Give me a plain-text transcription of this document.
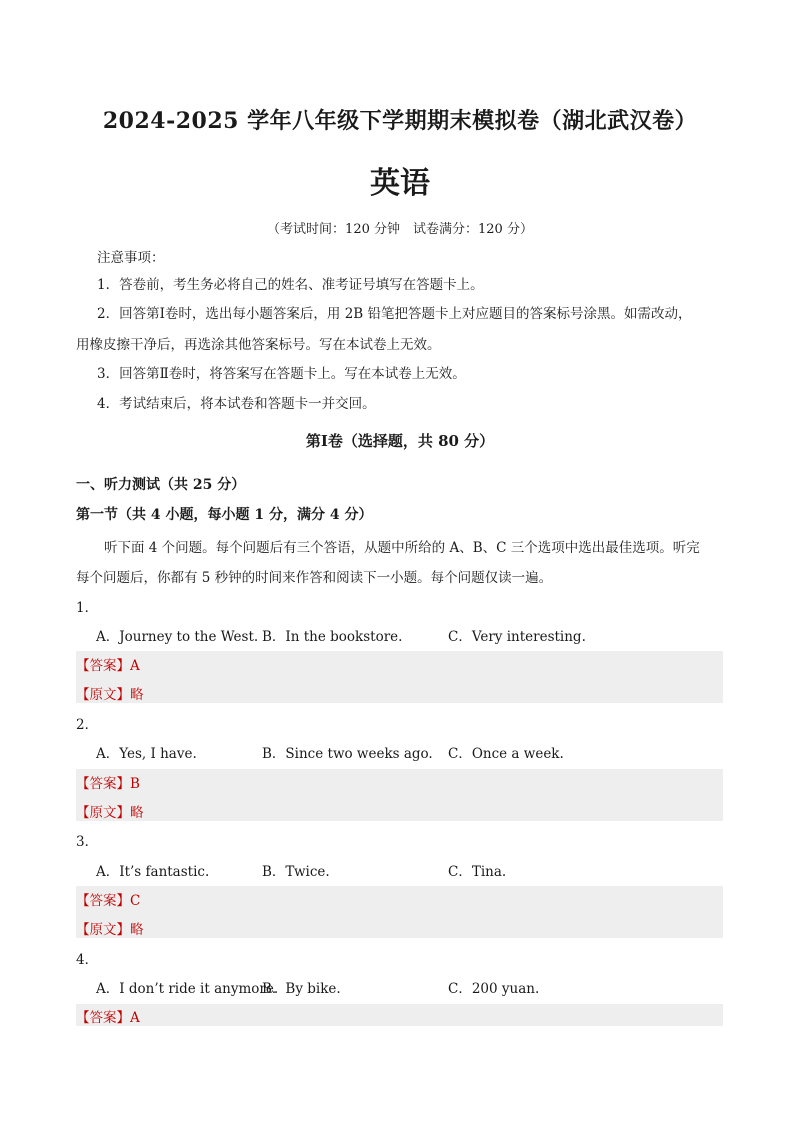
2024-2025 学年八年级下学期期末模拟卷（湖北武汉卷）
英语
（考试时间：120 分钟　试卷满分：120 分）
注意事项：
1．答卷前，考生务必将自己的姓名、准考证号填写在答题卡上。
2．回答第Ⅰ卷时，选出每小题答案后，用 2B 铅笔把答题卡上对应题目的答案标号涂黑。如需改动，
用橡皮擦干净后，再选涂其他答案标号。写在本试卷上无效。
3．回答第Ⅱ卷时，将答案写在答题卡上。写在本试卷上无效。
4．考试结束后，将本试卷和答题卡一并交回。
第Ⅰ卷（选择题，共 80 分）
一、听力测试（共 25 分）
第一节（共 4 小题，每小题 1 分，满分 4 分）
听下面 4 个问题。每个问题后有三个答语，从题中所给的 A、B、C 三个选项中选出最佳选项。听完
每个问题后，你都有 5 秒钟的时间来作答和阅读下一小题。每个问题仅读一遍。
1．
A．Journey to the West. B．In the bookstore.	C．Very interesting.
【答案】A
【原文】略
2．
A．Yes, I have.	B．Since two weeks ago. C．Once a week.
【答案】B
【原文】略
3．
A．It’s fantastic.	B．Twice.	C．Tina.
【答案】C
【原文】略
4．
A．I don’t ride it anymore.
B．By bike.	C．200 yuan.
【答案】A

**Task description**
The records above are to be reproduced exactly; the pictures are to be left out.

**Exercise output**
Give me a plain-text transcription of this document.
2024-2025 学年八年级下学期期末模拟卷（湖北武汉卷）
英语
（考试时间：120 分钟　试卷满分：120 分）
注意事项：
1．答卷前，考生务必将自己的姓名、准考证号填写在答题卡上。
2．回答第Ⅰ卷时，选出每小题答案后，用 2B 铅笔把答题卡上对应题目的答案标号涂黑。如需改动，
用橡皮擦干净后，再选涂其他答案标号。写在本试卷上无效。
3．回答第Ⅱ卷时，将答案写在答题卡上。写在本试卷上无效。
4．考试结束后，将本试卷和答题卡一并交回。
第Ⅰ卷（选择题，共 80 分）
一、听力测试（共 25 分）
第一节（共 4 小题，每小题 1 分，满分 4 分）
听下面 4 个问题。每个问题后有三个答语，从题中所给的 A、B、C 三个选项中选出最佳选项。听完
每个问题后，你都有 5 秒钟的时间来作答和阅读下一小题。每个问题仅读一遍。
1．
A．Journey to the West. B．In the bookstore.	C．Very interesting.
【答案】A
【原文】略
2．
A．Yes, I have.	B．Since two weeks ago. C．Once a week.
【答案】B
【原文】略
3．
A．It’s fantastic.	B．Twice.	C．Tina.
【答案】C
【原文】略
4．
A．I don’t ride it anymore.
B．By bike.	C．200 yuan.
【答案】A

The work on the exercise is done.